SET TASK: Gather all lines from the material that contain the word "book".
* * * *
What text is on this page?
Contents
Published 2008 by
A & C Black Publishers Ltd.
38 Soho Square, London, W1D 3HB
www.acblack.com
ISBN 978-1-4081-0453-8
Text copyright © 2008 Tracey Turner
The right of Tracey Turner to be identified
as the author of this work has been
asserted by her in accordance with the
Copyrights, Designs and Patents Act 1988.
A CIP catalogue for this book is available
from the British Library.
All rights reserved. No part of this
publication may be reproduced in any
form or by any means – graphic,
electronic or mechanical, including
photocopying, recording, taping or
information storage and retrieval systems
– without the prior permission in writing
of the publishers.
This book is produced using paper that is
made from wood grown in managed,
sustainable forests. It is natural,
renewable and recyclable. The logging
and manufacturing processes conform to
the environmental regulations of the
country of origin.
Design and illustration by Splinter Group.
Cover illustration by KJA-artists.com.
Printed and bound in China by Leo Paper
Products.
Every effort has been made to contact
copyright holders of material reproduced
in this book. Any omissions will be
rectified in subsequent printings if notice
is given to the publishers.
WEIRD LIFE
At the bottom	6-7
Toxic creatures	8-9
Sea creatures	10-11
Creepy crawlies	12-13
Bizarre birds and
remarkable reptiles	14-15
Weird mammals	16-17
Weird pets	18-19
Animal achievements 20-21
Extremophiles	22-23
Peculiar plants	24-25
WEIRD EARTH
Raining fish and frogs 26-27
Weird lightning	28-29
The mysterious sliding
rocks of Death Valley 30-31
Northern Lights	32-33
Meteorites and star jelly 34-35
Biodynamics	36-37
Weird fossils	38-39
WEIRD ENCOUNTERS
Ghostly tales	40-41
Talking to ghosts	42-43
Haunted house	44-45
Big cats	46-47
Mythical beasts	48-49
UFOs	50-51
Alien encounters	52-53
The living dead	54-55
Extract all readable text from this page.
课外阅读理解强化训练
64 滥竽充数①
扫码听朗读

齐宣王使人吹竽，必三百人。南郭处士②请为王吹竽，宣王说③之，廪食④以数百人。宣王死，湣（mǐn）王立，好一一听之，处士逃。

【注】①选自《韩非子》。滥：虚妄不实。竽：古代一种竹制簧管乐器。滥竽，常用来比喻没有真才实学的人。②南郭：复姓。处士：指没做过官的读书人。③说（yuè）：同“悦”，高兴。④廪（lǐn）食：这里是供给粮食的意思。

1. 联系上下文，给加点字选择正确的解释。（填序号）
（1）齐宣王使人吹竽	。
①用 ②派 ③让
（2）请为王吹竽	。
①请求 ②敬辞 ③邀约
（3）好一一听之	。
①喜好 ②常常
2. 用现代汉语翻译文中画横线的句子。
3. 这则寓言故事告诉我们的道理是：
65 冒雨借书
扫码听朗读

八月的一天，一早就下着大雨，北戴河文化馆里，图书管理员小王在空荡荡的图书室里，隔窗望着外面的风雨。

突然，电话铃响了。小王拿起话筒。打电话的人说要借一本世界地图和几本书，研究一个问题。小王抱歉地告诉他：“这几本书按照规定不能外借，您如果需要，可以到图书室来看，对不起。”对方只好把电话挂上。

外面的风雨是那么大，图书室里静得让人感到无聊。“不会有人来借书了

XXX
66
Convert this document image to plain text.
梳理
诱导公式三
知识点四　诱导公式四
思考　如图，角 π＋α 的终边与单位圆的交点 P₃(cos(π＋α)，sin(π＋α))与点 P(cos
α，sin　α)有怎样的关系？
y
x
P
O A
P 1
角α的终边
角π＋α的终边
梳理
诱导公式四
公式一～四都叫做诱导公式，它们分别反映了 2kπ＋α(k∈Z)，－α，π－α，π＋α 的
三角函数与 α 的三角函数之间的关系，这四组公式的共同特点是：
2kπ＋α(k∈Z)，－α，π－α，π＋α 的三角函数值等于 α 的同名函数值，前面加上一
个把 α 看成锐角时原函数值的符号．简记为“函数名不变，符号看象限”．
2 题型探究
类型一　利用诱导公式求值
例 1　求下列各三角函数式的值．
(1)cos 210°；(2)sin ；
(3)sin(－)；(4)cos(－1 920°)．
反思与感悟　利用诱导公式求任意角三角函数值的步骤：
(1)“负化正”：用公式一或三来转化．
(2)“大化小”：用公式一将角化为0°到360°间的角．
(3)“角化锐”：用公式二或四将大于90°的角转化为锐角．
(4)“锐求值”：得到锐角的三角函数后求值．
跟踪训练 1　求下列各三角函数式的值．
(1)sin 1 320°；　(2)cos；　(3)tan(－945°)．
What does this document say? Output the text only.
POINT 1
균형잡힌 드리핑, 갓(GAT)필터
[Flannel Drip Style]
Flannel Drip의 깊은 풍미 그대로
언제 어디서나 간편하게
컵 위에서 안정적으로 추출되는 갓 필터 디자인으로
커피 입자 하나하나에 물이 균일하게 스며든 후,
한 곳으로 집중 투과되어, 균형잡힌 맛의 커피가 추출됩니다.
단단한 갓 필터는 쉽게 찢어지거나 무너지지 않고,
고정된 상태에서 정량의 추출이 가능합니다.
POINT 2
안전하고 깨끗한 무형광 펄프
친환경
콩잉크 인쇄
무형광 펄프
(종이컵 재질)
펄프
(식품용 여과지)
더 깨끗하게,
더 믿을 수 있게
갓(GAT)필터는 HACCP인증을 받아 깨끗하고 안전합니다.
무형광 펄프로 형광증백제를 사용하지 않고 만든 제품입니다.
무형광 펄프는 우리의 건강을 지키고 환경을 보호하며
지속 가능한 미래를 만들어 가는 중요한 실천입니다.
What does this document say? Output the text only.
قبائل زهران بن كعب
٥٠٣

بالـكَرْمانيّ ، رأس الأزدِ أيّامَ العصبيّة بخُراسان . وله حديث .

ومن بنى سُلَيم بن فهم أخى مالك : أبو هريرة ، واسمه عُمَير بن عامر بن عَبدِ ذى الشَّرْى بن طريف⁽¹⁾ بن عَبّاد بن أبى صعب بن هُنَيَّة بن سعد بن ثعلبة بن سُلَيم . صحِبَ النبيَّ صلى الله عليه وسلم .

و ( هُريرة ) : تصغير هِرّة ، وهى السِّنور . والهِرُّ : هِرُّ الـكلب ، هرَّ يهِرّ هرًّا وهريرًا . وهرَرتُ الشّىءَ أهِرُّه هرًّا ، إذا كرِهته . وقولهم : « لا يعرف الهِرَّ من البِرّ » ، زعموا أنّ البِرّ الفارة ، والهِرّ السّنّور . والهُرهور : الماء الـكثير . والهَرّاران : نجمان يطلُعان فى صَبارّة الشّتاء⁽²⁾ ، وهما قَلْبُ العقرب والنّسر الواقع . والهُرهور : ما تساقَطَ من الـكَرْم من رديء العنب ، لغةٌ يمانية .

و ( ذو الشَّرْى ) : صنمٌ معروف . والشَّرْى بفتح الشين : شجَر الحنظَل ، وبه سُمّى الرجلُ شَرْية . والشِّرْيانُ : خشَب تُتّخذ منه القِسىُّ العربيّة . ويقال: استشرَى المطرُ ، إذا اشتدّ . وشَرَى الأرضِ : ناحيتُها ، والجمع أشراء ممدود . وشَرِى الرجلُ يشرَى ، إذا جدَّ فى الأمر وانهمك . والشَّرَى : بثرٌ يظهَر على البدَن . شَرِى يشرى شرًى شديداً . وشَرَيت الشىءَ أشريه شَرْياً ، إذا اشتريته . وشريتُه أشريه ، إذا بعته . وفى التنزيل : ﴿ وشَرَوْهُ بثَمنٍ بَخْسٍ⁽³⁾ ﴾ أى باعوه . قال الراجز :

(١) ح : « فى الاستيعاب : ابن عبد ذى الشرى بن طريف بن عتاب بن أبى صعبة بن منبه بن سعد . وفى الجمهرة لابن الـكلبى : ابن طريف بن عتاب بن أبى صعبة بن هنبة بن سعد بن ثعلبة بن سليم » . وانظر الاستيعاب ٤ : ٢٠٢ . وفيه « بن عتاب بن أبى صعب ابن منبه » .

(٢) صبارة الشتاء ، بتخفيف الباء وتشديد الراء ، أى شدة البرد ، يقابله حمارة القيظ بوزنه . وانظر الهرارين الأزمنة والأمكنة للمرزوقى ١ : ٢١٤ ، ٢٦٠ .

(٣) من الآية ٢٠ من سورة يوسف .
* * * *
TASK ANSWER:
A CIP catalogue for this book is available
This book is produced using paper that is
in this book. Any omissions will be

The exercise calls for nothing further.